--- start MATERIAL FOR THE TASK ---
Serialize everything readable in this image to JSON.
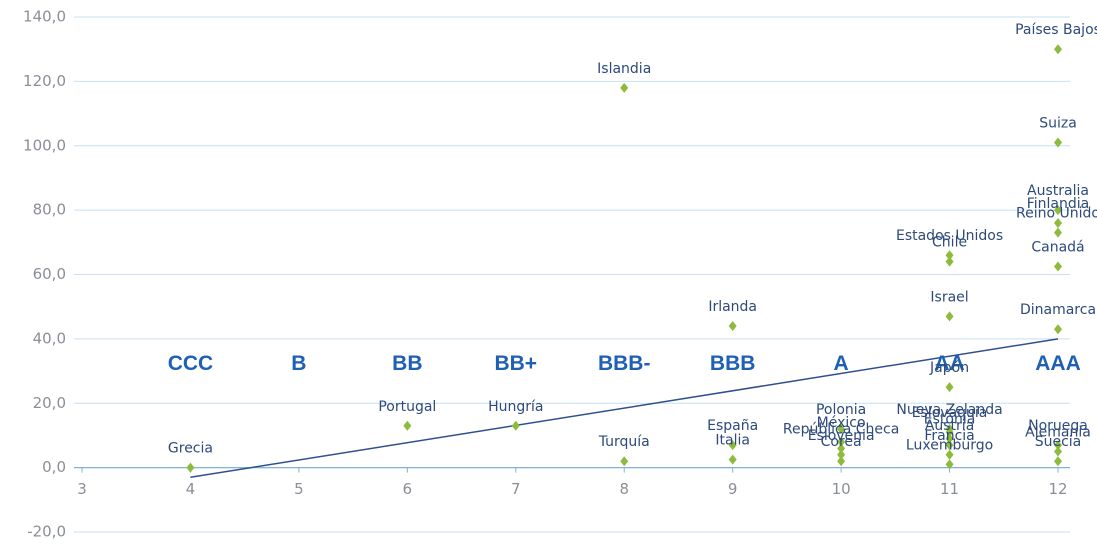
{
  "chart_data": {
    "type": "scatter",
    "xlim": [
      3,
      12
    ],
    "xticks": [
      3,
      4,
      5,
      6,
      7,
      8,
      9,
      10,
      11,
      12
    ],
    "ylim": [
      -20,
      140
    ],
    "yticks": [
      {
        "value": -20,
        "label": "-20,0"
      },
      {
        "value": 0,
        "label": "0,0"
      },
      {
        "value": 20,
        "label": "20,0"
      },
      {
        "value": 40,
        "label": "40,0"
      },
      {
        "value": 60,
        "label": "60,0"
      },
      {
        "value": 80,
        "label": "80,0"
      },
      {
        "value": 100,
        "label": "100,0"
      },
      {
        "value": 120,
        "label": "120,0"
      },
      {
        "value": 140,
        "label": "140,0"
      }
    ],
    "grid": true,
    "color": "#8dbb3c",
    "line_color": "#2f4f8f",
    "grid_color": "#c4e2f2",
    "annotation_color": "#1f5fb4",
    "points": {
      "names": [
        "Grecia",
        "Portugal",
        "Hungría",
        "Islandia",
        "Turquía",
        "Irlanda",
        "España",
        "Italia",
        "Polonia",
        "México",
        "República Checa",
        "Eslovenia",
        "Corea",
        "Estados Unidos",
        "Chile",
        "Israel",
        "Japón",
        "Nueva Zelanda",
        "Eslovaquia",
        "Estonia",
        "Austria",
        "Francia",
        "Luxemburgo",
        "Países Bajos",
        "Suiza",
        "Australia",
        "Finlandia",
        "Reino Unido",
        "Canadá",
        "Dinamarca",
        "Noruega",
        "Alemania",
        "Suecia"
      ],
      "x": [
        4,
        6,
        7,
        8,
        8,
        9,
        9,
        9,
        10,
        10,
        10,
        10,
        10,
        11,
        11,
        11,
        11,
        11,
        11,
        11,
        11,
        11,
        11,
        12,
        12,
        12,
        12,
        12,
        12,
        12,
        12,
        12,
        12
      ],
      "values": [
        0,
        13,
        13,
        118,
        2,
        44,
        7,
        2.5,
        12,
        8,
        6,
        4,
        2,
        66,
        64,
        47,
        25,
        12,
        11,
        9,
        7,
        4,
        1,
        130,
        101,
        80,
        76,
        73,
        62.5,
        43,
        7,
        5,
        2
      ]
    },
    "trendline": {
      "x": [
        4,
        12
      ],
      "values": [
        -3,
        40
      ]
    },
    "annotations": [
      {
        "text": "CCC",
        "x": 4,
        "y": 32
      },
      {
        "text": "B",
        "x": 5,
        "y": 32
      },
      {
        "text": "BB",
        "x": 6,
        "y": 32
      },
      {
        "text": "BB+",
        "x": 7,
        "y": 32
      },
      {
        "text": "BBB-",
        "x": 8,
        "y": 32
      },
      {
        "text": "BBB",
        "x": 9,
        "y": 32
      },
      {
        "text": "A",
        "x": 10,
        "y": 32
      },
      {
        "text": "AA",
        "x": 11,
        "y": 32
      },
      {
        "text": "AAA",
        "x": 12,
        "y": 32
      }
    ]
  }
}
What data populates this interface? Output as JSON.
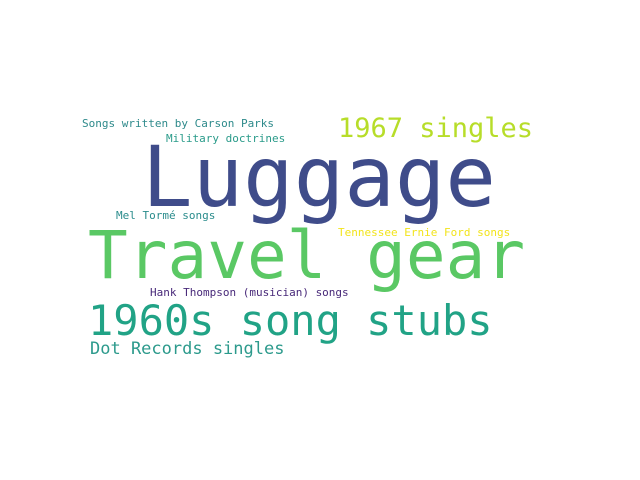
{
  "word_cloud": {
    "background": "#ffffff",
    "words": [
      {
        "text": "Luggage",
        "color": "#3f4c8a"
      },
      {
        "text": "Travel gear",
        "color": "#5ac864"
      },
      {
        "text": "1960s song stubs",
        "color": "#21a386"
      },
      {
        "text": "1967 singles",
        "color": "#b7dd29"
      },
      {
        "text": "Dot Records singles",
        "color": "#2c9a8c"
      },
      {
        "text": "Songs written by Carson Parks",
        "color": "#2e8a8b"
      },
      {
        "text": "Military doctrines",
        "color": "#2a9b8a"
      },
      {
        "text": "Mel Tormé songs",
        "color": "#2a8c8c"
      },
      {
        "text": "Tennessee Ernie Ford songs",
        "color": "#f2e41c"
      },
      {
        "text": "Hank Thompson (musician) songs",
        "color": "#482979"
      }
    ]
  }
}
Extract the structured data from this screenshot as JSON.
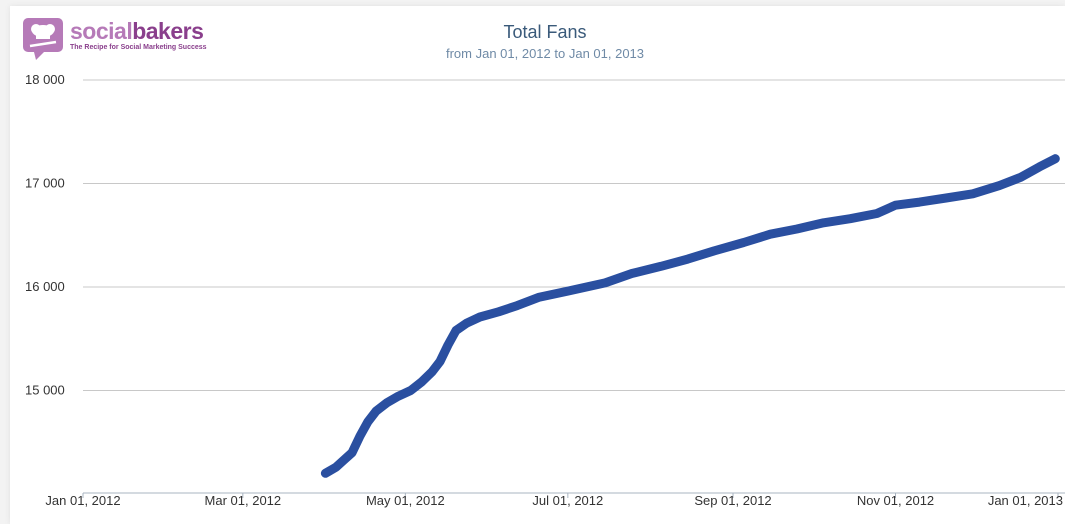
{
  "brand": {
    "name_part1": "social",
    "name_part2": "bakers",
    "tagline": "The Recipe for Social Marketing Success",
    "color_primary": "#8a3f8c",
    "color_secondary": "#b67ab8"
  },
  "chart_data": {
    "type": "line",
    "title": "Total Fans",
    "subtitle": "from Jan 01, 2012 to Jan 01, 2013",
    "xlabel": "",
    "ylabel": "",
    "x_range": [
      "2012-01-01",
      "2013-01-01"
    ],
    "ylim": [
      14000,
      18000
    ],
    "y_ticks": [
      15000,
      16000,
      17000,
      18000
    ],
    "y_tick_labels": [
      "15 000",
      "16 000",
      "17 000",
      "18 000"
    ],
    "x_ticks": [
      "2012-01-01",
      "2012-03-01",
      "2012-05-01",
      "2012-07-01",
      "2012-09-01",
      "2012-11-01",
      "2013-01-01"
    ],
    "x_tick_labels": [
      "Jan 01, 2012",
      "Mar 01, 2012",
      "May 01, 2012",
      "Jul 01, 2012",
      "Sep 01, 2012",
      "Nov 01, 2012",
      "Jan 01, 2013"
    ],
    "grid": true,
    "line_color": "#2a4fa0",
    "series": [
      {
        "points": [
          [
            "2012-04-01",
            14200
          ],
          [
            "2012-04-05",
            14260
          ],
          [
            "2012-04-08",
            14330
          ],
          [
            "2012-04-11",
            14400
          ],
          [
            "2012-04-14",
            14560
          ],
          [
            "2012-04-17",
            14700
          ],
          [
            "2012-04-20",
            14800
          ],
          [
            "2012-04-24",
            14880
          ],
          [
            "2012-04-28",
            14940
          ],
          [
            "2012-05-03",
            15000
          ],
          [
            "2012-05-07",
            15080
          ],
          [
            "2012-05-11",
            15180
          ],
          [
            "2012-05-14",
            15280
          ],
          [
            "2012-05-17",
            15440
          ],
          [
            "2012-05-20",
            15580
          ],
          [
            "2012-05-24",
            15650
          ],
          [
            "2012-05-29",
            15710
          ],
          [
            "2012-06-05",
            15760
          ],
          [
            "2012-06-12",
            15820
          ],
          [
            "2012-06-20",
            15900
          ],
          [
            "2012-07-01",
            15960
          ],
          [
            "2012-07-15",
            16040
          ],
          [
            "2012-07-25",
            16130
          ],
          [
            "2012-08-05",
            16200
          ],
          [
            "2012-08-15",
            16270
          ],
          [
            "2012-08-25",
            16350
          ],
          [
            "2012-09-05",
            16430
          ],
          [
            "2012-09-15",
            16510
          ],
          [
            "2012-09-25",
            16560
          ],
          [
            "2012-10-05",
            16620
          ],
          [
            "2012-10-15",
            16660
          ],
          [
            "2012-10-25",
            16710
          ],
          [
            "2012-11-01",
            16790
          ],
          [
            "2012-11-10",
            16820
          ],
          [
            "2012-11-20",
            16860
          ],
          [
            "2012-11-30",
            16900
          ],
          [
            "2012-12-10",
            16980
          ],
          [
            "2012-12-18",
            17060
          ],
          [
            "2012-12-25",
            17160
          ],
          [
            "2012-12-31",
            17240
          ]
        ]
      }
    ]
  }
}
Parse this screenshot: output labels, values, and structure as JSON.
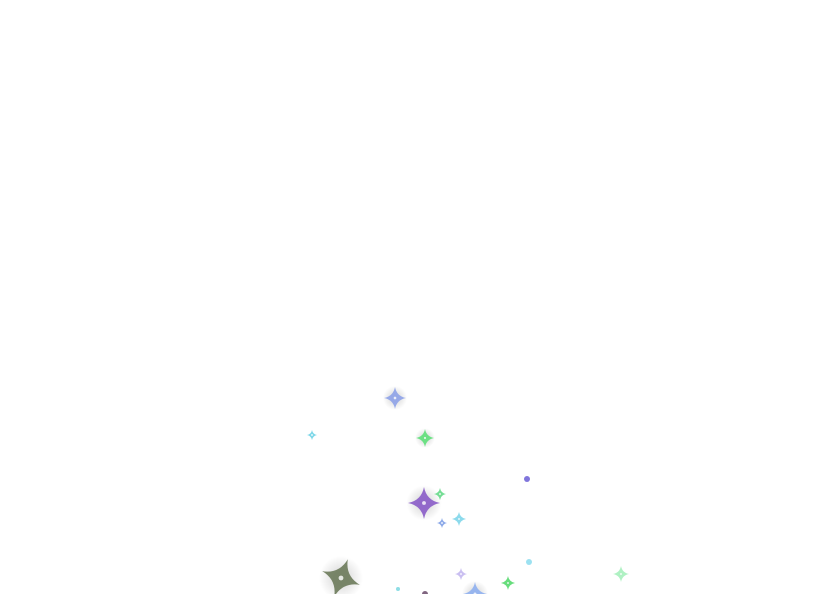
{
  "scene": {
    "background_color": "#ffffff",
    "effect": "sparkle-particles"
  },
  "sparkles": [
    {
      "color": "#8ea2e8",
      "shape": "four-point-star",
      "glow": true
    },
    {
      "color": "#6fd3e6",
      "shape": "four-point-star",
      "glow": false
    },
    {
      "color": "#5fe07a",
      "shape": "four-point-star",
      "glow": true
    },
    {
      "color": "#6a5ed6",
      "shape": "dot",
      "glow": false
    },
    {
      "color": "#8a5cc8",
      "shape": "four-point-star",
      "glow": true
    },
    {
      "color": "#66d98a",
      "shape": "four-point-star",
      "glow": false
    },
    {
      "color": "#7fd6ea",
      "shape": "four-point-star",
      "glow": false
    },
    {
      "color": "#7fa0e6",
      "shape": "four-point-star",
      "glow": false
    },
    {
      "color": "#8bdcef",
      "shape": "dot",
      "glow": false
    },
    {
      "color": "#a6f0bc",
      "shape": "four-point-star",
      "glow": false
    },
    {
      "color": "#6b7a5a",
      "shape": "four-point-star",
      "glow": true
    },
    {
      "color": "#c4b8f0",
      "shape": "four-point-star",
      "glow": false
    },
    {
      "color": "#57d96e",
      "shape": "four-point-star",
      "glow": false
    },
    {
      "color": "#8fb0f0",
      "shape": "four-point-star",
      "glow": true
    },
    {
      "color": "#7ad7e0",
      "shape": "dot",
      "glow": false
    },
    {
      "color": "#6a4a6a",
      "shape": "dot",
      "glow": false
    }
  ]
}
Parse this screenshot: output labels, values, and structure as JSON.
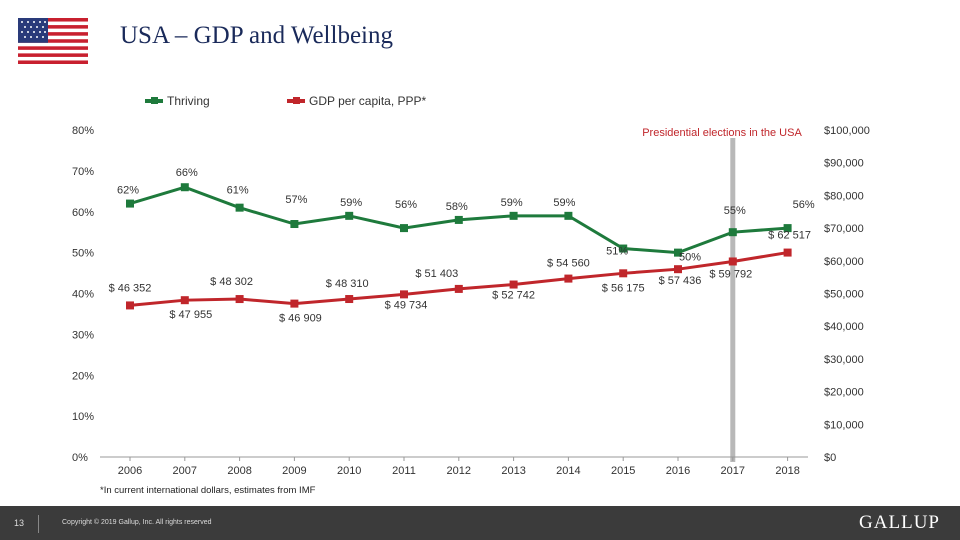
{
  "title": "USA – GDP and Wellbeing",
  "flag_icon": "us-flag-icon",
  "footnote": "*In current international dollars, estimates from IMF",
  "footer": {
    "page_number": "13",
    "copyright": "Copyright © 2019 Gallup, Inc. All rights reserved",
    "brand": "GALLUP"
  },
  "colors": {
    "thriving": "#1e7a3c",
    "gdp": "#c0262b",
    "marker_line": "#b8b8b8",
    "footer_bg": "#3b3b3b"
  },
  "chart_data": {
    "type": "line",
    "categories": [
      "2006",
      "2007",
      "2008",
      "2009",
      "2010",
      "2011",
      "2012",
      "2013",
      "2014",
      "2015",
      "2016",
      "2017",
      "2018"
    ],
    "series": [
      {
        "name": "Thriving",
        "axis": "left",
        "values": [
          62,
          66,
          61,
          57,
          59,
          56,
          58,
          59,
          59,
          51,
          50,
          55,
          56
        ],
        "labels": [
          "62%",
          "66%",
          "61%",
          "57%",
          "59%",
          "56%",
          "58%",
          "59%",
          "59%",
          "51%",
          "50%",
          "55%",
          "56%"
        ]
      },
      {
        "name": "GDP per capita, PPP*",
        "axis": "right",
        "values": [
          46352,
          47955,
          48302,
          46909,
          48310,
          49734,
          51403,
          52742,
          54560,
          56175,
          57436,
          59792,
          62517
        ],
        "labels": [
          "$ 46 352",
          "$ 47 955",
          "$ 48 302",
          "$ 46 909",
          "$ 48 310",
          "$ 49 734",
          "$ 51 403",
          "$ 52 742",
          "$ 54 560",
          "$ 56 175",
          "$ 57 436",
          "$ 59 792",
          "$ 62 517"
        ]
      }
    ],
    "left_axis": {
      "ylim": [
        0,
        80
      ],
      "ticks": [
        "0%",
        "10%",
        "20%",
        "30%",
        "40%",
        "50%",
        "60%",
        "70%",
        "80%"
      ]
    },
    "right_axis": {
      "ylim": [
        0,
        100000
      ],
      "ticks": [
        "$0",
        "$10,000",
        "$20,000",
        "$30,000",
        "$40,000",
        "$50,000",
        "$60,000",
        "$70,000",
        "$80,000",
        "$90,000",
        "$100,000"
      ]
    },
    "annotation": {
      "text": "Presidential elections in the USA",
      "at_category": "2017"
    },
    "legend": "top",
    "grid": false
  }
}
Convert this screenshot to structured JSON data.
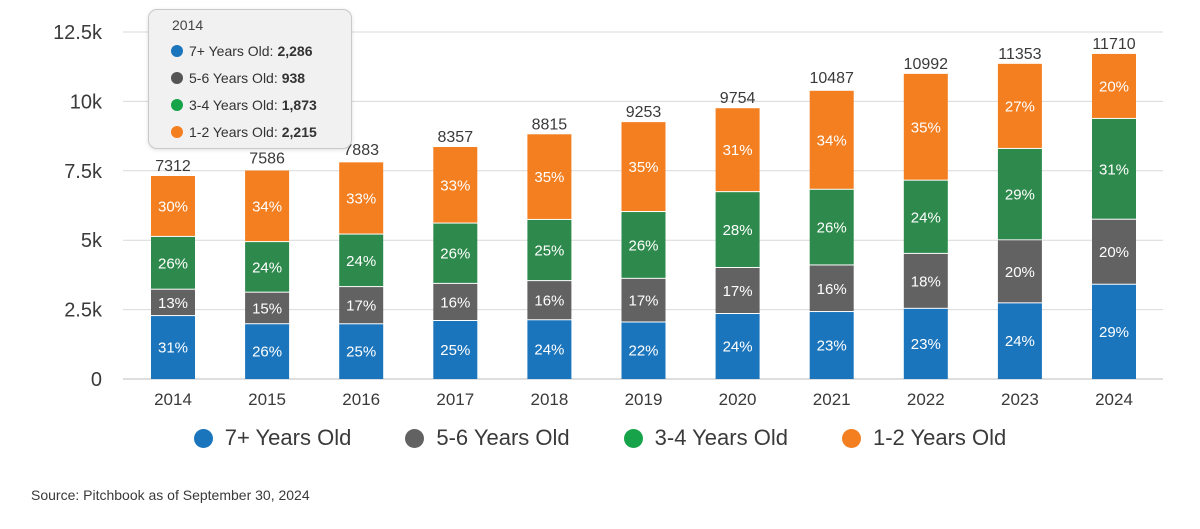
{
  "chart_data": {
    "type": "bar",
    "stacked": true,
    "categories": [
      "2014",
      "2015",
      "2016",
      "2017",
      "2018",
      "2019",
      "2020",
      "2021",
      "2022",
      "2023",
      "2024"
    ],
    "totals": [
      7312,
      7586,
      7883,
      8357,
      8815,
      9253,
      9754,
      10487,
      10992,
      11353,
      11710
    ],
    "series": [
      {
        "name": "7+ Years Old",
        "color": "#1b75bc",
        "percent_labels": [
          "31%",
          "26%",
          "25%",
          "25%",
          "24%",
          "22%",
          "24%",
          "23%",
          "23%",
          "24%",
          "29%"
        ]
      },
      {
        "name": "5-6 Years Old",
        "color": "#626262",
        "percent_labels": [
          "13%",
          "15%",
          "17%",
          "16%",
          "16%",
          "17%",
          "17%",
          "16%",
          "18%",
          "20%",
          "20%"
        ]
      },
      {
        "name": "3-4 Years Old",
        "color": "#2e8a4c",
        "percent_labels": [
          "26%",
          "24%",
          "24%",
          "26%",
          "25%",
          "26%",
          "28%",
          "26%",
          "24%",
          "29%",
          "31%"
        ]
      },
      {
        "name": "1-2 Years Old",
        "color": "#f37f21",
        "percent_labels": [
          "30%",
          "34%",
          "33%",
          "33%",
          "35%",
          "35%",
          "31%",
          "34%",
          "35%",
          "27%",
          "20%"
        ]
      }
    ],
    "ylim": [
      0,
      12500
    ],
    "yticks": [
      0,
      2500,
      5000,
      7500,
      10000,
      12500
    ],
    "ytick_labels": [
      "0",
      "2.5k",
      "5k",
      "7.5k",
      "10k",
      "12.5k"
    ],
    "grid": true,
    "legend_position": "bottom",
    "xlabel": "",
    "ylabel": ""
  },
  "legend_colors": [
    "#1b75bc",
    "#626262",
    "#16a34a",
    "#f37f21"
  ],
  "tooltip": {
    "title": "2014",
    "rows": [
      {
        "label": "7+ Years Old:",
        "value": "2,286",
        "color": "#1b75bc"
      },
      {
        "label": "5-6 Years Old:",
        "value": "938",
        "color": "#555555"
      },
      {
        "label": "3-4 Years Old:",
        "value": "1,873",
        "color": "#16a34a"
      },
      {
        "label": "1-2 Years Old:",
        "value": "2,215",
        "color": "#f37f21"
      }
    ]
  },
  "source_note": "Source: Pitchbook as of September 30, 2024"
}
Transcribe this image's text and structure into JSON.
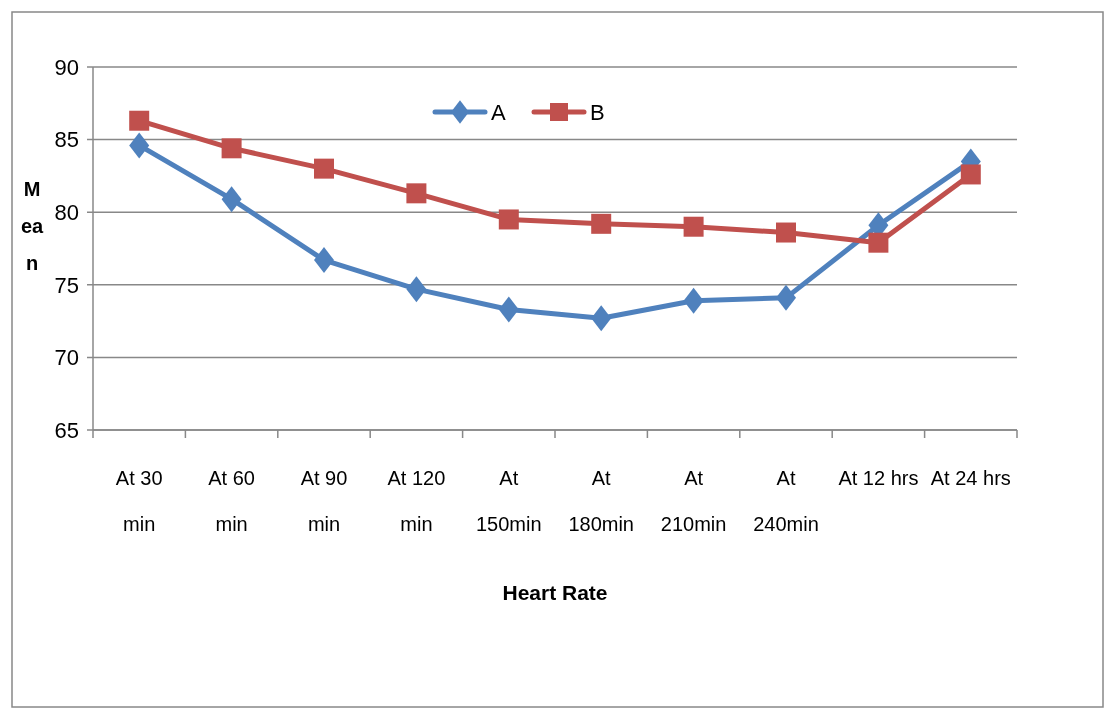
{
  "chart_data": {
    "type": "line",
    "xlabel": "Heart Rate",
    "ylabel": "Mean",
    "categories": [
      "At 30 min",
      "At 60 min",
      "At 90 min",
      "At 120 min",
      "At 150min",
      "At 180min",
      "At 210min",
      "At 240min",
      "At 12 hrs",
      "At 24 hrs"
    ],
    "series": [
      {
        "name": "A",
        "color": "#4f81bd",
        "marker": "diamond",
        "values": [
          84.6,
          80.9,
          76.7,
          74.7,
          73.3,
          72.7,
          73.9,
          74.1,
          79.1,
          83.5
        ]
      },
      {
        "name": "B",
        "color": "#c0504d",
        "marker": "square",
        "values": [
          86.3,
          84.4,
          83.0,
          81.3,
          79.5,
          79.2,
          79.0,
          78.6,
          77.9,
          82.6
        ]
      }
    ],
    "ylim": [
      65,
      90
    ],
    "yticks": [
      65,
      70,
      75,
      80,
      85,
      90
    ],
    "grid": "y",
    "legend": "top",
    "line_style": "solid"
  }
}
--- end MATERIAL FOR THE TASK ---
From the entries above, select each line containing the string "ffffff".

_FINISHED TASK_.
    "background": "#ffffff",
    "background_color": "#ffffff",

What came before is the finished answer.